Records from a collection
—————

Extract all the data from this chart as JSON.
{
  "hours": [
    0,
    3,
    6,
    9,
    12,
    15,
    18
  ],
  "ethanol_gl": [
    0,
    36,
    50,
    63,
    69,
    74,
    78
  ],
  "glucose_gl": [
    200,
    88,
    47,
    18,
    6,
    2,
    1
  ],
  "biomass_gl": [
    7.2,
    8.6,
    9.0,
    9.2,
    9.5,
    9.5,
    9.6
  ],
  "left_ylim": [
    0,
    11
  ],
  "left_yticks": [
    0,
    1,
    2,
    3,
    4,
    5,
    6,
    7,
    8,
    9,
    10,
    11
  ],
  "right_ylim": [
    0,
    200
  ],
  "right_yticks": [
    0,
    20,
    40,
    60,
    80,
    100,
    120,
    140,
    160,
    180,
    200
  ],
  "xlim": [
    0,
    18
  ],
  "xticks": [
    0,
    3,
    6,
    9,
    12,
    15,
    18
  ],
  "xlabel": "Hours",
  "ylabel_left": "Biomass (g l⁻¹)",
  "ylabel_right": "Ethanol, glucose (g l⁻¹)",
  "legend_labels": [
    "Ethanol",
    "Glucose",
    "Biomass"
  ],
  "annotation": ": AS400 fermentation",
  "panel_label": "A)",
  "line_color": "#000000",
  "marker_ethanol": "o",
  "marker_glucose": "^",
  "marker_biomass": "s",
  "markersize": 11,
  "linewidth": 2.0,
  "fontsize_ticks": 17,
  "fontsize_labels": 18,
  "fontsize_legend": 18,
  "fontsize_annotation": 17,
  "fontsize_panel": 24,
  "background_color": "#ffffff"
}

—————

Objective - Print the whole listing again, exactly.

Reply to the exercise -
Extract all the data from this chart as JSON.
{
  "hours": [
    0,
    3,
    6,
    9,
    12,
    15,
    18
  ],
  "ethanol_gl": [
    0,
    36,
    50,
    63,
    69,
    74,
    78
  ],
  "glucose_gl": [
    200,
    88,
    47,
    18,
    6,
    2,
    1
  ],
  "biomass_gl": [
    7.2,
    8.6,
    9.0,
    9.2,
    9.5,
    9.5,
    9.6
  ],
  "left_ylim": [
    0,
    11
  ],
  "left_yticks": [
    0,
    1,
    2,
    3,
    4,
    5,
    6,
    7,
    8,
    9,
    10,
    11
  ],
  "right_ylim": [
    0,
    200
  ],
  "right_yticks": [
    0,
    20,
    40,
    60,
    80,
    100,
    120,
    140,
    160,
    180,
    200
  ],
  "xlim": [
    0,
    18
  ],
  "xticks": [
    0,
    3,
    6,
    9,
    12,
    15,
    18
  ],
  "xlabel": "Hours",
  "ylabel_left": "Biomass (g l⁻¹)",
  "ylabel_right": "Ethanol, glucose (g l⁻¹)",
  "legend_labels": [
    "Ethanol",
    "Glucose",
    "Biomass"
  ],
  "annotation": ": AS400 fermentation",
  "panel_label": "A)",
  "line_color": "#000000",
  "marker_ethanol": "o",
  "marker_glucose": "^",
  "marker_biomass": "s",
  "markersize": 11,
  "linewidth": 2.0,
  "fontsize_ticks": 17,
  "fontsize_labels": 18,
  "fontsize_legend": 18,
  "fontsize_annotation": 17,
  "fontsize_panel": 24,
  "background_color": "#ffffff"
}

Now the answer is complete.